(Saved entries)
>>>>
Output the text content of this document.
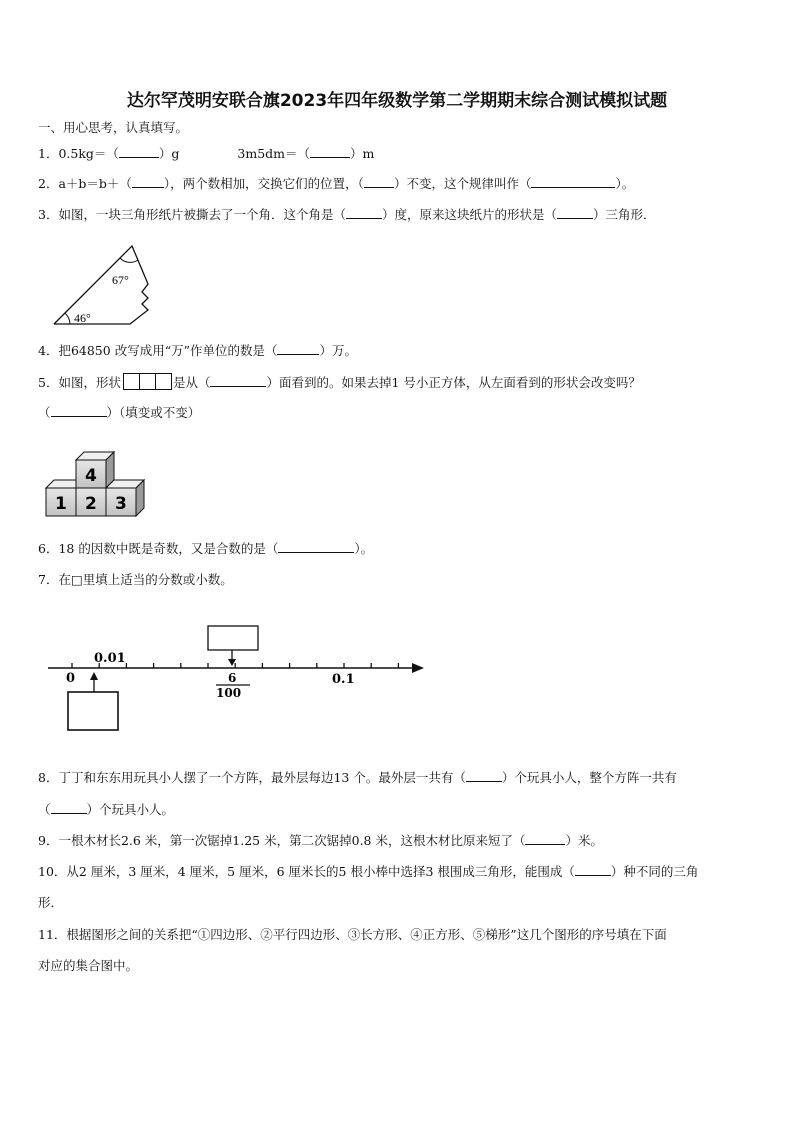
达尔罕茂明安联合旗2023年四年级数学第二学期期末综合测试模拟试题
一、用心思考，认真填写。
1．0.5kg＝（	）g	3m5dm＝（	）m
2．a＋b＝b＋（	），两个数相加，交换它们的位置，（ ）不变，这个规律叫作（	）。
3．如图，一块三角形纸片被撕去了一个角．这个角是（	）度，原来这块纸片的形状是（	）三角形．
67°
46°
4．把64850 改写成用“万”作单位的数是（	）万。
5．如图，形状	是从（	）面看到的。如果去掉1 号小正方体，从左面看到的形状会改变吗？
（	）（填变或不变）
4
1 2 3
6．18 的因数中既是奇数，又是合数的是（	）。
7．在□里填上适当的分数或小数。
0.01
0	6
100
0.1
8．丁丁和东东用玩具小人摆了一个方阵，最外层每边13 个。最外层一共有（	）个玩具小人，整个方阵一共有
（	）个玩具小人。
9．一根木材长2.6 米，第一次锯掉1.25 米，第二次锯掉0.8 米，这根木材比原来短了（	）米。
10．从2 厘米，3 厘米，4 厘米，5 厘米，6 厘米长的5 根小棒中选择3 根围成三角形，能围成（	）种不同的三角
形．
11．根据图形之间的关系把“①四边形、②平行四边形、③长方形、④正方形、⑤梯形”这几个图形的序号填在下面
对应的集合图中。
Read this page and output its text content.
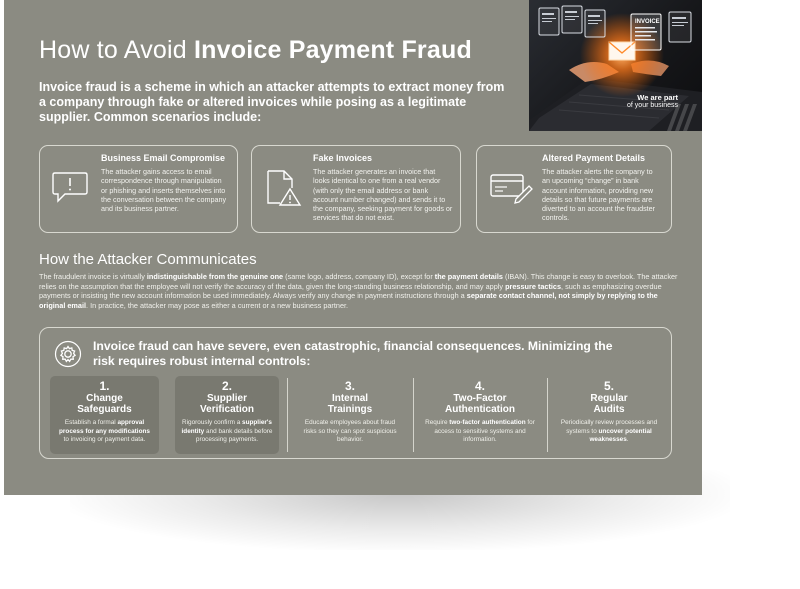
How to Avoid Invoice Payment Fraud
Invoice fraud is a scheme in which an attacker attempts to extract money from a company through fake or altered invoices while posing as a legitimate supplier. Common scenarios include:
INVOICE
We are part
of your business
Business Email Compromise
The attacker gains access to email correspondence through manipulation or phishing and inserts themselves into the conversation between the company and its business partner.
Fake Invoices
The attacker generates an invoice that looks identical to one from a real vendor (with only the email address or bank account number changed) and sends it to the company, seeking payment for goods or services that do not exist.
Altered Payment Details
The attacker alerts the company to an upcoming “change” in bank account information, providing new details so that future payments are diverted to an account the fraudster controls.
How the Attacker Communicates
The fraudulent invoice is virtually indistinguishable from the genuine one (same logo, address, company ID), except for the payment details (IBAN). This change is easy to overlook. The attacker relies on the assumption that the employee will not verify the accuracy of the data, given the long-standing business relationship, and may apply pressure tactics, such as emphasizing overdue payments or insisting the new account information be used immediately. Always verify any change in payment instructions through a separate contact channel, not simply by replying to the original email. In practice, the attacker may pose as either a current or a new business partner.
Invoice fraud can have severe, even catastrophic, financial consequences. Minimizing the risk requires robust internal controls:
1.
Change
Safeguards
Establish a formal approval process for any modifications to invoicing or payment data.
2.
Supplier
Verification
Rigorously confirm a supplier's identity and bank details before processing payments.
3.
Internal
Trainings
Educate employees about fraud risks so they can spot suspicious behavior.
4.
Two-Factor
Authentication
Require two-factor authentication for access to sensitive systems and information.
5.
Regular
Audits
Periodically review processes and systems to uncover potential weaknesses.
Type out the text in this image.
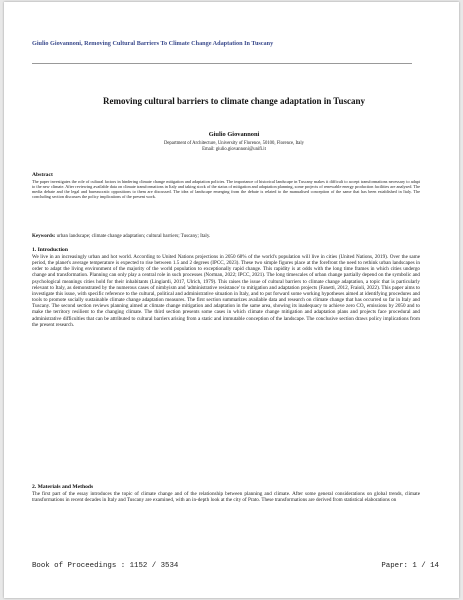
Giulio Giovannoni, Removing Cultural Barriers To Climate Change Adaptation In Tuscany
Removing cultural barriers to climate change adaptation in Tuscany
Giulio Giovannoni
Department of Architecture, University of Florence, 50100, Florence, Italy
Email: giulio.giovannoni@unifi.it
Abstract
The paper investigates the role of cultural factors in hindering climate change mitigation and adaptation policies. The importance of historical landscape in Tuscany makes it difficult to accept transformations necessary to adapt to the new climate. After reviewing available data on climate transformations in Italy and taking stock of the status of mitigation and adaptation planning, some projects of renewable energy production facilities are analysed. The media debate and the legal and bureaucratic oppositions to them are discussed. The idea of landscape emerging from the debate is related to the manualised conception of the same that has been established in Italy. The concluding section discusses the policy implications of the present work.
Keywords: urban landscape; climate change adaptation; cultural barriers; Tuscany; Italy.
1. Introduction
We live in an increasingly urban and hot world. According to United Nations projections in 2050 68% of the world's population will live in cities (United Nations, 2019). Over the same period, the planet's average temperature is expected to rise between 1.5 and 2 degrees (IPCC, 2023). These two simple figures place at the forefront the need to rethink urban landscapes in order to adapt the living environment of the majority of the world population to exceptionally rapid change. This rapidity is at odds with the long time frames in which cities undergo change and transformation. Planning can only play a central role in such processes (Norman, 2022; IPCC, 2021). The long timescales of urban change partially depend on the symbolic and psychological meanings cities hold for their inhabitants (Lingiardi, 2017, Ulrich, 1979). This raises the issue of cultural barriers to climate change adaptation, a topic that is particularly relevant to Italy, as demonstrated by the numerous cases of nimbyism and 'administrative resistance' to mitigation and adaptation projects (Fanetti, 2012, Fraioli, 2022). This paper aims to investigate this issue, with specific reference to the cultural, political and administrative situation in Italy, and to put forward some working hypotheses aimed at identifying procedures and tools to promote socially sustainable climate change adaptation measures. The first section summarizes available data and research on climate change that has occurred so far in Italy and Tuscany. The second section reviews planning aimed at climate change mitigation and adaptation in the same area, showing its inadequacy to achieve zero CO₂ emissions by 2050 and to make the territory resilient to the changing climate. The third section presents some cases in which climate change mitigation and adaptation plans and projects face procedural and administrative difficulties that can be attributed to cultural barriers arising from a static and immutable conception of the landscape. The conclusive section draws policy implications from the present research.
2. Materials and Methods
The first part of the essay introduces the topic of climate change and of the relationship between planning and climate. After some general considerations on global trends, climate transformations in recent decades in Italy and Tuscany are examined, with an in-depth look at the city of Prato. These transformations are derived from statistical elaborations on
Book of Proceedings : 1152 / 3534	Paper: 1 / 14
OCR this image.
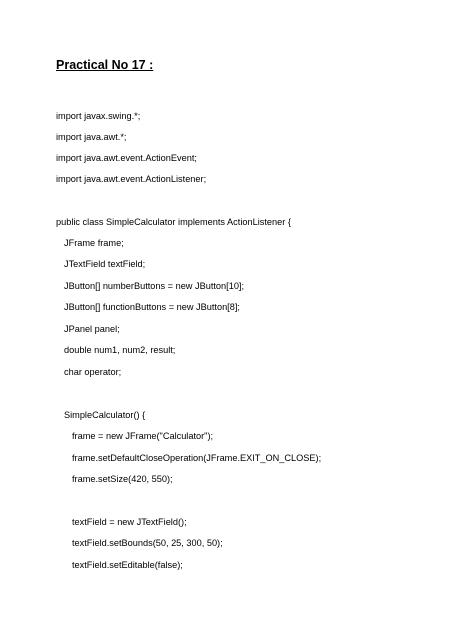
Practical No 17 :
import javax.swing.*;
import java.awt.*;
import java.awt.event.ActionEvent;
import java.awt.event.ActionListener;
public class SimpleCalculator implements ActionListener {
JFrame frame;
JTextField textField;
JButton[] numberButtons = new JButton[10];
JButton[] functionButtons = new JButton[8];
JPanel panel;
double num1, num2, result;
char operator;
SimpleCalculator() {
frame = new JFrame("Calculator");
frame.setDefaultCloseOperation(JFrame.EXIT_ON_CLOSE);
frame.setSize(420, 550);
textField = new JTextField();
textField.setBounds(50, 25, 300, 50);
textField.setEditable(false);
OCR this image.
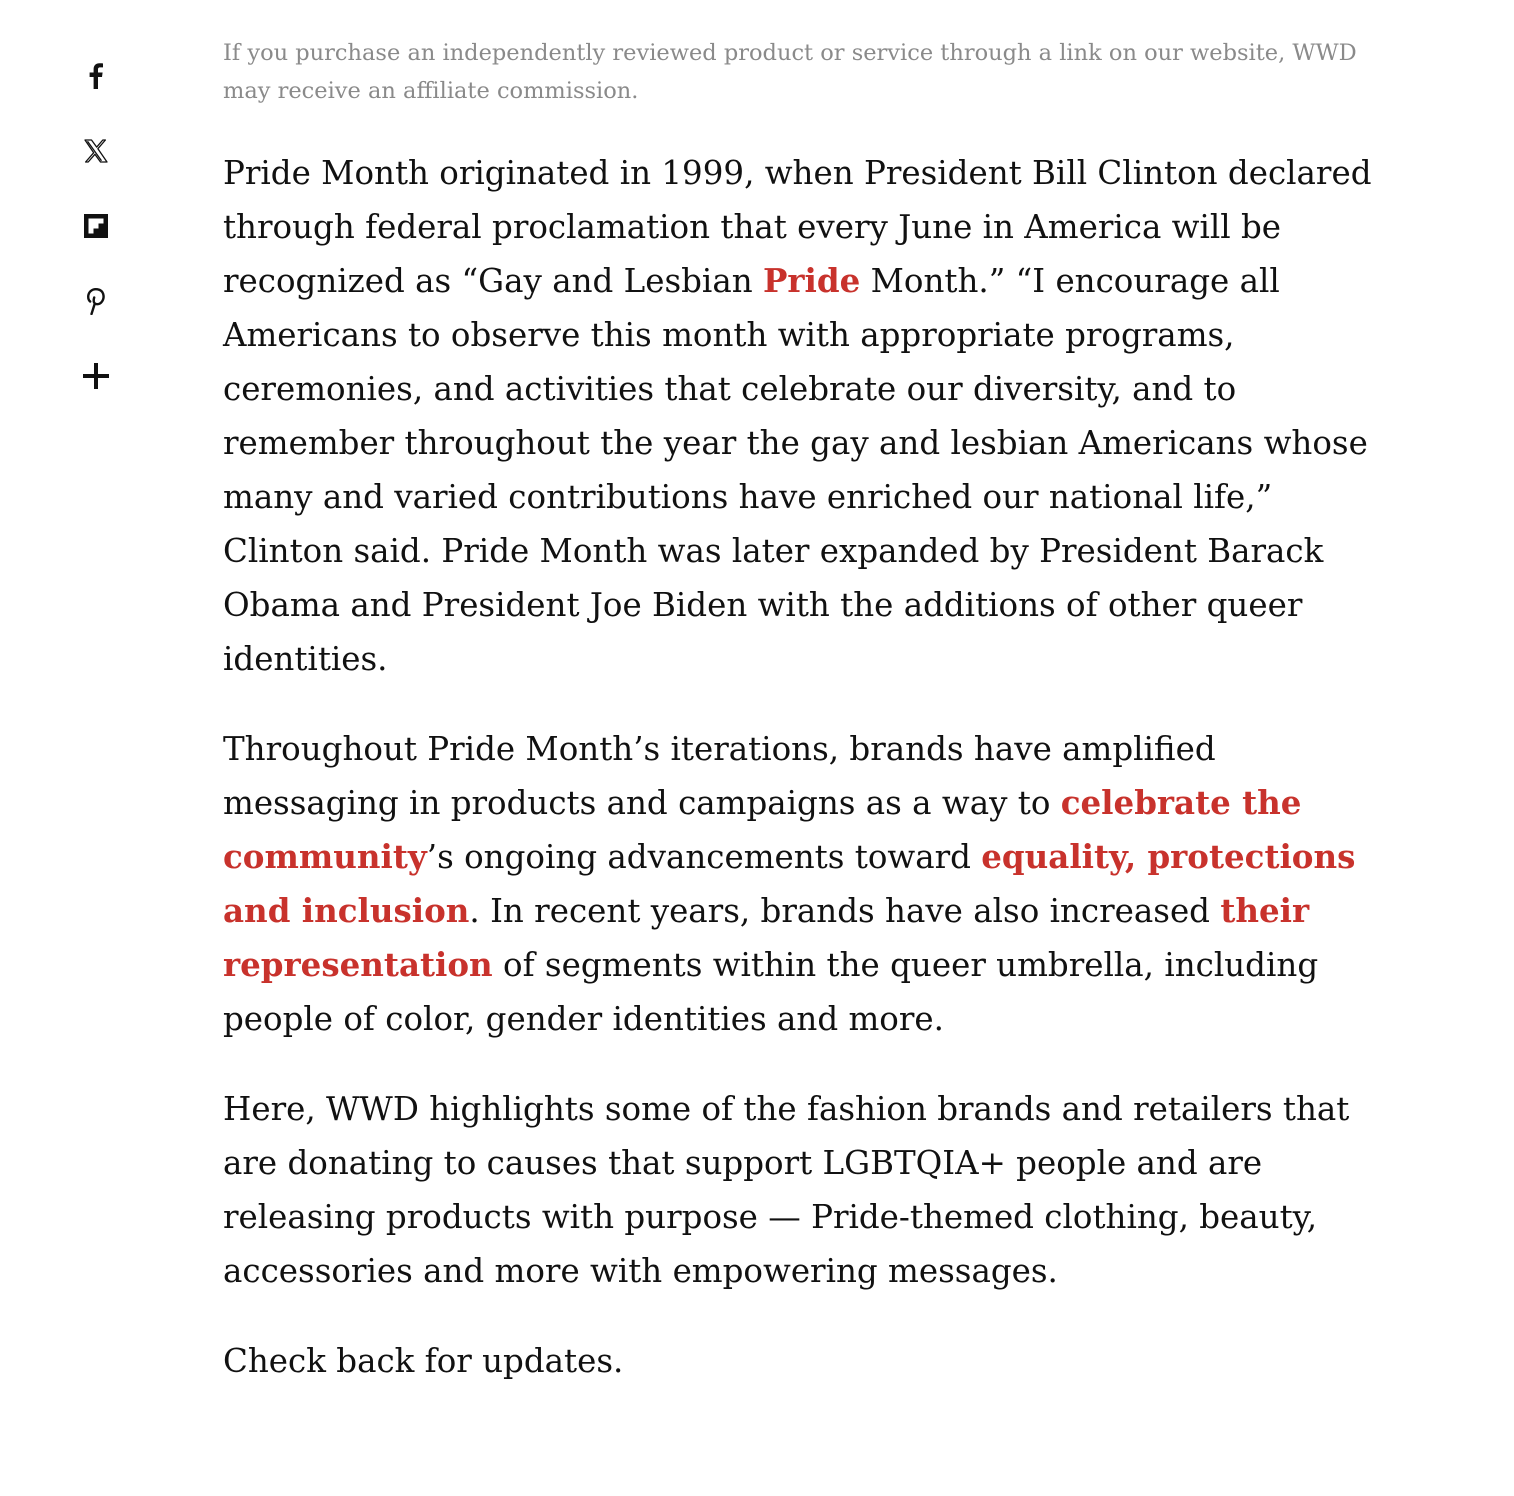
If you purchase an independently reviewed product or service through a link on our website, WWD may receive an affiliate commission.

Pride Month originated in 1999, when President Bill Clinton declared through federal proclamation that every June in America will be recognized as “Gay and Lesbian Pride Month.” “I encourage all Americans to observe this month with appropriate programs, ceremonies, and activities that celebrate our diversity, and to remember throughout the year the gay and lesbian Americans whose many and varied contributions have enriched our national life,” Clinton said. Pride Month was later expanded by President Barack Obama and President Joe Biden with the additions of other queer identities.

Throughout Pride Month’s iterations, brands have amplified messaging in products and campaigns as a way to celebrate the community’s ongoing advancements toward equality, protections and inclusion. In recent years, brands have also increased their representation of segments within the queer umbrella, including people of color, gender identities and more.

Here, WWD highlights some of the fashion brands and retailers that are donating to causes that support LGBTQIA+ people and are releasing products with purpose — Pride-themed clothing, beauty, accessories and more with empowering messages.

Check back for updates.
<<<<
What this task involves
Every record must be copied exactly, with images dropped from the result.

Full answer
Output the text content of this document.
达尔罕茂明安联合旗2023年四年级数学第二学期期末综合测试模拟试题
一、用心思考，认真填写。
1．0.5kg＝（	）g	3m5dm＝（	）m
2．a＋b＝b＋（	），两个数相加，交换它们的位置，（ ）不变，这个规律叫作（	）。
3．如图，一块三角形纸片被撕去了一个角．这个角是（	）度，原来这块纸片的形状是（	）三角形．
67°
46°
4．把64850 改写成用“万”作单位的数是（	）万。
5．如图，形状	是从（	）面看到的。如果去掉1 号小正方体，从左面看到的形状会改变吗？
（	）（填变或不变）
4
1 2 3
6．18 的因数中既是奇数，又是合数的是（	）。
7．在□里填上适当的分数或小数。
0.01
0	6
100
0.1
8．丁丁和东东用玩具小人摆了一个方阵，最外层每边13 个。最外层一共有（	）个玩具小人，整个方阵一共有
（	）个玩具小人。
9．一根木材长2.6 米，第一次锯掉1.25 米，第二次锯掉0.8 米，这根木材比原来短了（	）米。
10．从2 厘米，3 厘米，4 厘米，5 厘米，6 厘米长的5 根小棒中选择3 根围成三角形，能围成（	）种不同的三角
形．
11．根据图形之间的关系把“①四边形、②平行四边形、③长方形、④正方形、⑤梯形”这几个图形的序号填在下面
对应的集合图中。
Read this page and output its text content.
How to Avoid Invoice Payment Fraud
Invoice fraud is a scheme in which an attacker attempts to extract money from a company through fake or altered invoices while posing as a legitimate supplier. Common scenarios include:
INVOICE
We are part
of your business
Business Email Compromise
The attacker gains access to email correspondence through manipulation or phishing and inserts themselves into the conversation between the company and its business partner.
Fake Invoices
The attacker generates an invoice that looks identical to one from a real vendor (with only the email address or bank account number changed) and sends it to the company, seeking payment for goods or services that do not exist.
Altered Payment Details
The attacker alerts the company to an upcoming “change” in bank account information, providing new details so that future payments are diverted to an account the fraudster controls.
How the Attacker Communicates
The fraudulent invoice is virtually indistinguishable from the genuine one (same logo, address, company ID), except for the payment details (IBAN). This change is easy to overlook. The attacker relies on the assumption that the employee will not verify the accuracy of the data, given the long-standing business relationship, and may apply pressure tactics, such as emphasizing overdue payments or insisting the new account information be used immediately. Always verify any change in payment instructions through a separate contact channel, not simply by replying to the original email. In practice, the attacker may pose as either a current or a new business partner.
Invoice fraud can have severe, even catastrophic, financial consequences. Minimizing the risk requires robust internal controls:
1.
Change
Safeguards
Establish a formal approval process for any modifications to invoicing or payment data.
2.
Supplier
Verification
Rigorously confirm a supplier's identity and bank details before processing payments.
3.
Internal
Trainings
Educate employees about fraud risks so they can spot suspicious behavior.
4.
Two-Factor
Authentication
Require two-factor authentication for access to sensitive systems and information.
5.
Regular
Audits
Periodically review processes and systems to uncover potential weaknesses.
Type out the text in this image.
Giulio Giovannoni, Removing Cultural Barriers To Climate Change Adaptation In Tuscany
Removing cultural barriers to climate change adaptation in Tuscany
Giulio Giovannoni
Department of Architecture, University of Florence, 50100, Florence, Italy
Email: giulio.giovannoni@unifi.it
Abstract
The paper investigates the role of cultural factors in hindering climate change mitigation and adaptation policies. The importance of historical landscape in Tuscany makes it difficult to accept transformations necessary to adapt to the new climate. After reviewing available data on climate transformations in Italy and taking stock of the status of mitigation and adaptation planning, some projects of renewable energy production facilities are analysed. The media debate and the legal and bureaucratic oppositions to them are discussed. The idea of landscape emerging from the debate is related to the manualised conception of the same that has been established in Italy. The concluding section discusses the policy implications of the present work.
Keywords: urban landscape; climate change adaptation; cultural barriers; Tuscany; Italy.
1. Introduction
We live in an increasingly urban and hot world. According to United Nations projections in 2050 68% of the world's population will live in cities (United Nations, 2019). Over the same period, the planet's average temperature is expected to rise between 1.5 and 2 degrees (IPCC, 2023). These two simple figures place at the forefront the need to rethink urban landscapes in order to adapt the living environment of the majority of the world population to exceptionally rapid change. This rapidity is at odds with the long time frames in which cities undergo change and transformation. Planning can only play a central role in such processes (Norman, 2022; IPCC, 2021). The long timescales of urban change partially depend on the symbolic and psychological meanings cities hold for their inhabitants (Lingiardi, 2017, Ulrich, 1979). This raises the issue of cultural barriers to climate change adaptation, a topic that is particularly relevant to Italy, as demonstrated by the numerous cases of nimbyism and 'administrative resistance' to mitigation and adaptation projects (Fanetti, 2012, Fraioli, 2022). This paper aims to investigate this issue, with specific reference to the cultural, political and administrative situation in Italy, and to put forward some working hypotheses aimed at identifying procedures and tools to promote socially sustainable climate change adaptation measures. The first section summarizes available data and research on climate change that has occurred so far in Italy and Tuscany. The second section reviews planning aimed at climate change mitigation and adaptation in the same area, showing its inadequacy to achieve zero CO₂ emissions by 2050 and to make the territory resilient to the changing climate. The third section presents some cases in which climate change mitigation and adaptation plans and projects face procedural and administrative difficulties that can be attributed to cultural barriers arising from a static and immutable conception of the landscape. The conclusive section draws policy implications from the present research.
2. Materials and Methods
The first part of the essay introduces the topic of climate change and of the relationship between planning and climate. After some general considerations on global trends, climate transformations in recent decades in Italy and Tuscany are examined, with an in-depth look at the city of Prato. These transformations are derived from statistical elaborations on
Book of Proceedings : 1152 / 3534	Paper: 1 / 14
OCR this image.
Practical No 17 :
import javax.swing.*;
import java.awt.*;
import java.awt.event.ActionEvent;
import java.awt.event.ActionListener;
public class SimpleCalculator implements ActionListener {
JFrame frame;
JTextField textField;
JButton[] numberButtons = new JButton[10];
JButton[] functionButtons = new JButton[8];
JPanel panel;
double num1, num2, result;
char operator;
SimpleCalculator() {
frame = new JFrame("Calculator");
frame.setDefaultCloseOperation(JFrame.EXIT_ON_CLOSE);
frame.setSize(420, 550);
textField = new JTextField();
textField.setBounds(50, 25, 300, 50);
textField.setEditable(false);
OCR this image.
If you purchase an independently reviewed product or service through a link on our website, WWD may receive an affiliate commission.

Pride Month originated in 1999, when President Bill Clinton declared through federal proclamation that every June in America will be recognized as “Gay and Lesbian Pride Month.” “I encourage all Americans to observe this month with appropriate programs, ceremonies, and activities that celebrate our diversity, and to remember throughout the year the gay and lesbian Americans whose many and varied contributions have enriched our national life,” Clinton said. Pride Month was later expanded by President Barack Obama and President Joe Biden with the additions of other queer identities.

Throughout Pride Month’s iterations, brands have amplified messaging in products and campaigns as a way to celebrate the community’s ongoing advancements toward equality, protections and inclusion. In recent years, brands have also increased their representation of segments within the queer umbrella, including people of color, gender identities and more.

Here, WWD highlights some of the fashion brands and retailers that are donating to causes that support LGBTQIA+ people and are releasing products with purpose — Pride-themed clothing, beauty, accessories and more with empowering messages.

Check back for updates.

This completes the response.